[Records about charts and figures]
----------

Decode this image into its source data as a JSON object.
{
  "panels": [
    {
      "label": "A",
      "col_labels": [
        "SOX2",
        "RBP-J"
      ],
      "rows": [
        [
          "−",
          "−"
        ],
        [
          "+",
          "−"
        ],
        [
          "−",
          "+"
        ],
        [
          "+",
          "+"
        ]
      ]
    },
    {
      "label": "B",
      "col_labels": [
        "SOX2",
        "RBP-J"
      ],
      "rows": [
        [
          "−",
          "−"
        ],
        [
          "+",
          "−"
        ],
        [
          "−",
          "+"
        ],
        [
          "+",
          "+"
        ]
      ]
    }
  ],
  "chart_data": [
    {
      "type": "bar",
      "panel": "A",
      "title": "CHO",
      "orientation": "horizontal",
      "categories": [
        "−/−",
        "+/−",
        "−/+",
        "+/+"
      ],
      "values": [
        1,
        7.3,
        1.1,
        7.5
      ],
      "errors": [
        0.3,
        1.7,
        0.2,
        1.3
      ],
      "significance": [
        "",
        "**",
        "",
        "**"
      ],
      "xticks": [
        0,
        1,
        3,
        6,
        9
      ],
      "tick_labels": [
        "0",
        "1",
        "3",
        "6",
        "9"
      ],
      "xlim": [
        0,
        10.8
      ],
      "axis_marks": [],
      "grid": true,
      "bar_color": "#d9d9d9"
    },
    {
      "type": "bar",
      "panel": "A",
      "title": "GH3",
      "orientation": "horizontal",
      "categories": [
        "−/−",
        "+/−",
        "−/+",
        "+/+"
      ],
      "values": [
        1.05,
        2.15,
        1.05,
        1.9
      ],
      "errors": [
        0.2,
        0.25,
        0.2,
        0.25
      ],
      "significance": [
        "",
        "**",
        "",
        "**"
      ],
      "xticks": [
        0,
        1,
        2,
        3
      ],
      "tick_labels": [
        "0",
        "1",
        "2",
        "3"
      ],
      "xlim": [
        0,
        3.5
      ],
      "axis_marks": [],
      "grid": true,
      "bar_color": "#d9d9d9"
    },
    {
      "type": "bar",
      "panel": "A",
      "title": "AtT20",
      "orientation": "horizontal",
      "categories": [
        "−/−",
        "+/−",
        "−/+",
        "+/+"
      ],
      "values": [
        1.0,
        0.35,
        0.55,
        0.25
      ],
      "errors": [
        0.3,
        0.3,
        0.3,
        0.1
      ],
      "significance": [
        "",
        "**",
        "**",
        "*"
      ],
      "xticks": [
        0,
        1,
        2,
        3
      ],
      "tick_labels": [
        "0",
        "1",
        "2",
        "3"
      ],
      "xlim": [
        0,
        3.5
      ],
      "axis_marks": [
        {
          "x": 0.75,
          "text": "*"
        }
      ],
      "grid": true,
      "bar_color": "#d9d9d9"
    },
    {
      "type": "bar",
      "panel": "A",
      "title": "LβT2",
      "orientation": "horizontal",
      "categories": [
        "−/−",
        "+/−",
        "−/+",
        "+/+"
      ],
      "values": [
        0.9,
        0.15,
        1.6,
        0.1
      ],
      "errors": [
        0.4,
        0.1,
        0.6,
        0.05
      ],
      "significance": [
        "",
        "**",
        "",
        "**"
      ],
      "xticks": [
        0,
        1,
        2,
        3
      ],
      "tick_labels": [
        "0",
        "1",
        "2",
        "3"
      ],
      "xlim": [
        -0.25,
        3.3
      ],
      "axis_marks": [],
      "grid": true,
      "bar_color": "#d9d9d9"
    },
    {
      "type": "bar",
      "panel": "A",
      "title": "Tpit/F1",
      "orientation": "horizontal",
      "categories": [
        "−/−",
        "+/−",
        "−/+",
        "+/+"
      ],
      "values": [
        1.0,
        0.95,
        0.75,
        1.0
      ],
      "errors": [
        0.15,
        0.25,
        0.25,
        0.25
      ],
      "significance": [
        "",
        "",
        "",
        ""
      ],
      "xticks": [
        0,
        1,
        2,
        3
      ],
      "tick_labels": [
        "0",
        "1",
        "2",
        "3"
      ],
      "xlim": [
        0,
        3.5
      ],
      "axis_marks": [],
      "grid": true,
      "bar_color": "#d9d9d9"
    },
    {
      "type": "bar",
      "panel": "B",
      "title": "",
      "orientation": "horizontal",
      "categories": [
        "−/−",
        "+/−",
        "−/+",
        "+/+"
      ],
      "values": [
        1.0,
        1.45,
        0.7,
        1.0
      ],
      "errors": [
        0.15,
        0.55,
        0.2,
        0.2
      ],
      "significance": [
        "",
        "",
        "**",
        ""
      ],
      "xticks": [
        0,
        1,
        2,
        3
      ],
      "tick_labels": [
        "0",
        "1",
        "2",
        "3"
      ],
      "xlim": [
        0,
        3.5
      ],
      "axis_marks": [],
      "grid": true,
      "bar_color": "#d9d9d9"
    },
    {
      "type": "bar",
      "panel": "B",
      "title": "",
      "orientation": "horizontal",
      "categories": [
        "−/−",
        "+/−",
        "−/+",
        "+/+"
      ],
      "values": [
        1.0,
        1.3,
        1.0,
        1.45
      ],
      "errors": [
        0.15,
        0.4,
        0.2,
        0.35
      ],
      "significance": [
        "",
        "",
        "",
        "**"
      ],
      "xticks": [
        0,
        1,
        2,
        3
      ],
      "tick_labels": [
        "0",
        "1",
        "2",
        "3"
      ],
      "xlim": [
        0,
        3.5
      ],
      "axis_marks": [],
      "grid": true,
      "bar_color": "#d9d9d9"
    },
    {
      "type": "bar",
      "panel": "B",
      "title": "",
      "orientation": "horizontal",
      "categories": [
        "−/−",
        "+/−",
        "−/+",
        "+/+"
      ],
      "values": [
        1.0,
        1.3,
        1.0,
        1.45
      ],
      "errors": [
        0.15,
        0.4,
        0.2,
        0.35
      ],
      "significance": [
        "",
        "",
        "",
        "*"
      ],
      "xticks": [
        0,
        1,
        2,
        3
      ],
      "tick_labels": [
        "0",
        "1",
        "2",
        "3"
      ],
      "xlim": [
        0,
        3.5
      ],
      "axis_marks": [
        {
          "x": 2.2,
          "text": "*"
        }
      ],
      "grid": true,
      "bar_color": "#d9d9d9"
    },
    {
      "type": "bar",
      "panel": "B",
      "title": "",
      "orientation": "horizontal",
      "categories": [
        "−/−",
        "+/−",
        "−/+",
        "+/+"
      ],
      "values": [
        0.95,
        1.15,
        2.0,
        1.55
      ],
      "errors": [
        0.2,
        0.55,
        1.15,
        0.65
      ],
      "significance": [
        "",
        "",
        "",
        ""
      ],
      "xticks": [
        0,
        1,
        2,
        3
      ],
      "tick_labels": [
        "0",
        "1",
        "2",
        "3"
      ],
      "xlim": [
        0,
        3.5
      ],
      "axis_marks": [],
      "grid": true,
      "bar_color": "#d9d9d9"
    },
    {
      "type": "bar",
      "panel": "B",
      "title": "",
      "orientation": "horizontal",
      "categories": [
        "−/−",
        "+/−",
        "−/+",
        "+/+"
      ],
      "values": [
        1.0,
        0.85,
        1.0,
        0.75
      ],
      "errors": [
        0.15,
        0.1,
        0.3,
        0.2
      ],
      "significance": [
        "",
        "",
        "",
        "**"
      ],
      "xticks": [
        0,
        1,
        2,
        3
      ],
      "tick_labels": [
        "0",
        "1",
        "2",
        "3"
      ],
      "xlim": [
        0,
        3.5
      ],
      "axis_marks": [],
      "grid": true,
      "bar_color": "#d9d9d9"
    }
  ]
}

----------

#### [PROBLEM DETAILS]
Set down the listing in full, keeping every word exactly as it is.

#### [RESULT OF THIS EXERCISE]
Decode this image into its source data as a JSON object.
{
  "panels": [
    {
      "label": "A",
      "col_labels": [
        "SOX2",
        "RBP-J"
      ],
      "rows": [
        [
          "−",
          "−"
        ],
        [
          "+",
          "−"
        ],
        [
          "−",
          "+"
        ],
        [
          "+",
          "+"
        ]
      ]
    },
    {
      "label": "B",
      "col_labels": [
        "SOX2",
        "RBP-J"
      ],
      "rows": [
        [
          "−",
          "−"
        ],
        [
          "+",
          "−"
        ],
        [
          "−",
          "+"
        ],
        [
          "+",
          "+"
        ]
      ]
    }
  ],
  "chart_data": [
    {
      "type": "bar",
      "panel": "A",
      "title": "CHO",
      "orientation": "horizontal",
      "categories": [
        "−/−",
        "+/−",
        "−/+",
        "+/+"
      ],
      "values": [
        1,
        7.3,
        1.1,
        7.5
      ],
      "errors": [
        0.3,
        1.7,
        0.2,
        1.3
      ],
      "significance": [
        "",
        "**",
        "",
        "**"
      ],
      "xticks": [
        0,
        1,
        3,
        6,
        9
      ],
      "tick_labels": [
        "0",
        "1",
        "3",
        "6",
        "9"
      ],
      "xlim": [
        0,
        10.8
      ],
      "axis_marks": [],
      "grid": true,
      "bar_color": "#d9d9d9"
    },
    {
      "type": "bar",
      "panel": "A",
      "title": "GH3",
      "orientation": "horizontal",
      "categories": [
        "−/−",
        "+/−",
        "−/+",
        "+/+"
      ],
      "values": [
        1.05,
        2.15,
        1.05,
        1.9
      ],
      "errors": [
        0.2,
        0.25,
        0.2,
        0.25
      ],
      "significance": [
        "",
        "**",
        "",
        "**"
      ],
      "xticks": [
        0,
        1,
        2,
        3
      ],
      "tick_labels": [
        "0",
        "1",
        "2",
        "3"
      ],
      "xlim": [
        0,
        3.5
      ],
      "axis_marks": [],
      "grid": true,
      "bar_color": "#d9d9d9"
    },
    {
      "type": "bar",
      "panel": "A",
      "title": "AtT20",
      "orientation": "horizontal",
      "categories": [
        "−/−",
        "+/−",
        "−/+",
        "+/+"
      ],
      "values": [
        1.0,
        0.35,
        0.55,
        0.25
      ],
      "errors": [
        0.3,
        0.3,
        0.3,
        0.1
      ],
      "significance": [
        "",
        "**",
        "**",
        "*"
      ],
      "xticks": [
        0,
        1,
        2,
        3
      ],
      "tick_labels": [
        "0",
        "1",
        "2",
        "3"
      ],
      "xlim": [
        0,
        3.5
      ],
      "axis_marks": [
        {
          "x": 0.75,
          "text": "*"
        }
      ],
      "grid": true,
      "bar_color": "#d9d9d9"
    },
    {
      "type": "bar",
      "panel": "A",
      "title": "LβT2",
      "orientation": "horizontal",
      "categories": [
        "−/−",
        "+/−",
        "−/+",
        "+/+"
      ],
      "values": [
        0.9,
        0.15,
        1.6,
        0.1
      ],
      "errors": [
        0.4,
        0.1,
        0.6,
        0.05
      ],
      "significance": [
        "",
        "**",
        "",
        "**"
      ],
      "xticks": [
        0,
        1,
        2,
        3
      ],
      "tick_labels": [
        "0",
        "1",
        "2",
        "3"
      ],
      "xlim": [
        -0.25,
        3.3
      ],
      "axis_marks": [],
      "grid": true,
      "bar_color": "#d9d9d9"
    },
    {
      "type": "bar",
      "panel": "A",
      "title": "Tpit/F1",
      "orientation": "horizontal",
      "categories": [
        "−/−",
        "+/−",
        "−/+",
        "+/+"
      ],
      "values": [
        1.0,
        0.95,
        0.75,
        1.0
      ],
      "errors": [
        0.15,
        0.25,
        0.25,
        0.25
      ],
      "significance": [
        "",
        "",
        "",
        ""
      ],
      "xticks": [
        0,
        1,
        2,
        3
      ],
      "tick_labels": [
        "0",
        "1",
        "2",
        "3"
      ],
      "xlim": [
        0,
        3.5
      ],
      "axis_marks": [],
      "grid": true,
      "bar_color": "#d9d9d9"
    },
    {
      "type": "bar",
      "panel": "B",
      "title": "",
      "orientation": "horizontal",
      "categories": [
        "−/−",
        "+/−",
        "−/+",
        "+/+"
      ],
      "values": [
        1.0,
        1.45,
        0.7,
        1.0
      ],
      "errors": [
        0.15,
        0.55,
        0.2,
        0.2
      ],
      "significance": [
        "",
        "",
        "**",
        ""
      ],
      "xticks": [
        0,
        1,
        2,
        3
      ],
      "tick_labels": [
        "0",
        "1",
        "2",
        "3"
      ],
      "xlim": [
        0,
        3.5
      ],
      "axis_marks": [],
      "grid": true,
      "bar_color": "#d9d9d9"
    },
    {
      "type": "bar",
      "panel": "B",
      "title": "",
      "orientation": "horizontal",
      "categories": [
        "−/−",
        "+/−",
        "−/+",
        "+/+"
      ],
      "values": [
        1.0,
        1.3,
        1.0,
        1.45
      ],
      "errors": [
        0.15,
        0.4,
        0.2,
        0.35
      ],
      "significance": [
        "",
        "",
        "",
        "**"
      ],
      "xticks": [
        0,
        1,
        2,
        3
      ],
      "tick_labels": [
        "0",
        "1",
        "2",
        "3"
      ],
      "xlim": [
        0,
        3.5
      ],
      "axis_marks": [],
      "grid": true,
      "bar_color": "#d9d9d9"
    },
    {
      "type": "bar",
      "panel": "B",
      "title": "",
      "orientation": "horizontal",
      "categories": [
        "−/−",
        "+/−",
        "−/+",
        "+/+"
      ],
      "values": [
        1.0,
        1.3,
        1.0,
        1.45
      ],
      "errors": [
        0.15,
        0.4,
        0.2,
        0.35
      ],
      "significance": [
        "",
        "",
        "",
        "*"
      ],
      "xticks": [
        0,
        1,
        2,
        3
      ],
      "tick_labels": [
        "0",
        "1",
        "2",
        "3"
      ],
      "xlim": [
        0,
        3.5
      ],
      "axis_marks": [
        {
          "x": 2.2,
          "text": "*"
        }
      ],
      "grid": true,
      "bar_color": "#d9d9d9"
    },
    {
      "type": "bar",
      "panel": "B",
      "title": "",
      "orientation": "horizontal",
      "categories": [
        "−/−",
        "+/−",
        "−/+",
        "+/+"
      ],
      "values": [
        0.95,
        1.15,
        2.0,
        1.55
      ],
      "errors": [
        0.2,
        0.55,
        1.15,
        0.65
      ],
      "significance": [
        "",
        "",
        "",
        ""
      ],
      "xticks": [
        0,
        1,
        2,
        3
      ],
      "tick_labels": [
        "0",
        "1",
        "2",
        "3"
      ],
      "xlim": [
        0,
        3.5
      ],
      "axis_marks": [],
      "grid": true,
      "bar_color": "#d9d9d9"
    },
    {
      "type": "bar",
      "panel": "B",
      "title": "",
      "orientation": "horizontal",
      "categories": [
        "−/−",
        "+/−",
        "−/+",
        "+/+"
      ],
      "values": [
        1.0,
        0.85,
        1.0,
        0.75
      ],
      "errors": [
        0.15,
        0.1,
        0.3,
        0.2
      ],
      "significance": [
        "",
        "",
        "",
        "**"
      ],
      "xticks": [
        0,
        1,
        2,
        3
      ],
      "tick_labels": [
        "0",
        "1",
        "2",
        "3"
      ],
      "xlim": [
        0,
        3.5
      ],
      "axis_marks": [],
      "grid": true,
      "bar_color": "#d9d9d9"
    }
  ]
}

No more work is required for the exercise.